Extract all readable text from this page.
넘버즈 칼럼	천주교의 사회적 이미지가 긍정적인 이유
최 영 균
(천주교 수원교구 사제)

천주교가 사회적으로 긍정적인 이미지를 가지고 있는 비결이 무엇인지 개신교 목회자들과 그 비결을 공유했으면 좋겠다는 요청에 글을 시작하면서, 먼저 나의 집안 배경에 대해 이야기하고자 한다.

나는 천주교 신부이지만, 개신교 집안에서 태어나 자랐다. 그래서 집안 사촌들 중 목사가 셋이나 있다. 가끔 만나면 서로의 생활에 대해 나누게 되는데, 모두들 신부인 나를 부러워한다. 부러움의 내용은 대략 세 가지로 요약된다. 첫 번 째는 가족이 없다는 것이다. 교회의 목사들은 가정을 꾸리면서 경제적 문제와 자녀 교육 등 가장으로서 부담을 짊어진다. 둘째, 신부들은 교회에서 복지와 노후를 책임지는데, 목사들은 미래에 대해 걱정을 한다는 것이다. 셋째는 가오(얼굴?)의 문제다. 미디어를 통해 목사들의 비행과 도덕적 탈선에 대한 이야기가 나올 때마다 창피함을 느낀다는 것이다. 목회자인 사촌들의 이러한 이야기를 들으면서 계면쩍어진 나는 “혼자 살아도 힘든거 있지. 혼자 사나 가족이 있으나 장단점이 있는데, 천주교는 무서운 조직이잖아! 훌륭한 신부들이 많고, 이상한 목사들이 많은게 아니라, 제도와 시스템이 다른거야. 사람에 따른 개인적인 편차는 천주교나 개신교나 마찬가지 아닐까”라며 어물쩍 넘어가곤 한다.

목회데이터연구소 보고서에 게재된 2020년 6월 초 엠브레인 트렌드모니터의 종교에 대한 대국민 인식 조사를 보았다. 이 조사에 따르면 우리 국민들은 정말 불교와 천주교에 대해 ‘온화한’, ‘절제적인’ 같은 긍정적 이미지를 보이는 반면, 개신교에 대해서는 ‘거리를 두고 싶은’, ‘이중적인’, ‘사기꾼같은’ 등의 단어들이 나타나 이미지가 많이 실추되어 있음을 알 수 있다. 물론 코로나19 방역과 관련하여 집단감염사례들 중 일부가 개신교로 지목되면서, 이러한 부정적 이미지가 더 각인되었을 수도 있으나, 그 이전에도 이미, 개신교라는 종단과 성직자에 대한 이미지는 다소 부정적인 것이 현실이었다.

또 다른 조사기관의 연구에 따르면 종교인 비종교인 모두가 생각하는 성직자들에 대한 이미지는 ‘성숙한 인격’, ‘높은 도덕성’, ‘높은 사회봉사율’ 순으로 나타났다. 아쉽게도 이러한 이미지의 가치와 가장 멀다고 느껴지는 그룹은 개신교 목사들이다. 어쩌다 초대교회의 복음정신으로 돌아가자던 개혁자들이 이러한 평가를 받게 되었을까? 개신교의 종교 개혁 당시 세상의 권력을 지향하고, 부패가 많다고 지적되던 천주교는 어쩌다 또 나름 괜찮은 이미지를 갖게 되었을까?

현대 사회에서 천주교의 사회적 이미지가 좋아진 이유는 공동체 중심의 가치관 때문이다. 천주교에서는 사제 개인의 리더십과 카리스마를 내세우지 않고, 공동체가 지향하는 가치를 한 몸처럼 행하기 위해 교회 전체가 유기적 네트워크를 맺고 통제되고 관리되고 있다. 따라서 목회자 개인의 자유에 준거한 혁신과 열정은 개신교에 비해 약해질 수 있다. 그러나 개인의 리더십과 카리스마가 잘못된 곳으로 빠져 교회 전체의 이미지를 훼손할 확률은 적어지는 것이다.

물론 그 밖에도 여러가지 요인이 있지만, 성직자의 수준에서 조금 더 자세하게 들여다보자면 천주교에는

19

[PROBLEM DESCRIPTION] Extract all the material, leaving every line as it is.

[WORKED SOLUTION]
Extract all readable text from this page.
넘버즈 칼럼	천주교의 사회적 이미지가 긍정적인 이유
최 영 균
(천주교 수원교구 사제)

천주교가 사회적으로 긍정적인 이미지를 가지고 있는 비결이 무엇인지 개신교 목회자들과 그 비결을 공유했으면 좋겠다는 요청에 글을 시작하면서, 먼저 나의 집안 배경에 대해 이야기하고자 한다.

나는 천주교 신부이지만, 개신교 집안에서 태어나 자랐다. 그래서 집안 사촌들 중 목사가 셋이나 있다. 가끔 만나면 서로의 생활에 대해 나누게 되는데, 모두들 신부인 나를 부러워한다. 부러움의 내용은 대략 세 가지로 요약된다. 첫 번 째는 가족이 없다는 것이다. 교회의 목사들은 가정을 꾸리면서 경제적 문제와 자녀 교육 등 가장으로서 부담을 짊어진다. 둘째, 신부들은 교회에서 복지와 노후를 책임지는데, 목사들은 미래에 대해 걱정을 한다는 것이다. 셋째는 가오(얼굴?)의 문제다. 미디어를 통해 목사들의 비행과 도덕적 탈선에 대한 이야기가 나올 때마다 창피함을 느낀다는 것이다. 목회자인 사촌들의 이러한 이야기를 들으면서 계면쩍어진 나는 “혼자 살아도 힘든거 있지. 혼자 사나 가족이 있으나 장단점이 있는데, 천주교는 무서운 조직이잖아! 훌륭한 신부들이 많고, 이상한 목사들이 많은게 아니라, 제도와 시스템이 다른거야. 사람에 따른 개인적인 편차는 천주교나 개신교나 마찬가지 아닐까”라며 어물쩍 넘어가곤 한다.

목회데이터연구소 보고서에 게재된 2020년 6월 초 엠브레인 트렌드모니터의 종교에 대한 대국민 인식 조사를 보았다. 이 조사에 따르면 우리 국민들은 정말 불교와 천주교에 대해 ‘온화한’, ‘절제적인’ 같은 긍정적 이미지를 보이는 반면, 개신교에 대해서는 ‘거리를 두고 싶은’, ‘이중적인’, ‘사기꾼같은’ 등의 단어들이 나타나 이미지가 많이 실추되어 있음을 알 수 있다. 물론 코로나19 방역과 관련하여 집단감염사례들 중 일부가 개신교로 지목되면서, 이러한 부정적 이미지가 더 각인되었을 수도 있으나, 그 이전에도 이미, 개신교라는 종단과 성직자에 대한 이미지는 다소 부정적인 것이 현실이었다.

또 다른 조사기관의 연구에 따르면 종교인 비종교인 모두가 생각하는 성직자들에 대한 이미지는 ‘성숙한 인격’, ‘높은 도덕성’, ‘높은 사회봉사율’ 순으로 나타났다. 아쉽게도 이러한 이미지의 가치와 가장 멀다고 느껴지는 그룹은 개신교 목사들이다. 어쩌다 초대교회의 복음정신으로 돌아가자던 개혁자들이 이러한 평가를 받게 되었을까? 개신교의 종교 개혁 당시 세상의 권력을 지향하고, 부패가 많다고 지적되던 천주교는 어쩌다 또 나름 괜찮은 이미지를 갖게 되었을까?

현대 사회에서 천주교의 사회적 이미지가 좋아진 이유는 공동체 중심의 가치관 때문이다. 천주교에서는 사제 개인의 리더십과 카리스마를 내세우지 않고, 공동체가 지향하는 가치를 한 몸처럼 행하기 위해 교회 전체가 유기적 네트워크를 맺고 통제되고 관리되고 있다. 따라서 목회자 개인의 자유에 준거한 혁신과 열정은 개신교에 비해 약해질 수 있다. 그러나 개인의 리더십과 카리스마가 잘못된 곳으로 빠져 교회 전체의 이미지를 훼손할 확률은 적어지는 것이다.

물론 그 밖에도 여러가지 요인이 있지만, 성직자의 수준에서 조금 더 자세하게 들여다보자면 천주교에는

19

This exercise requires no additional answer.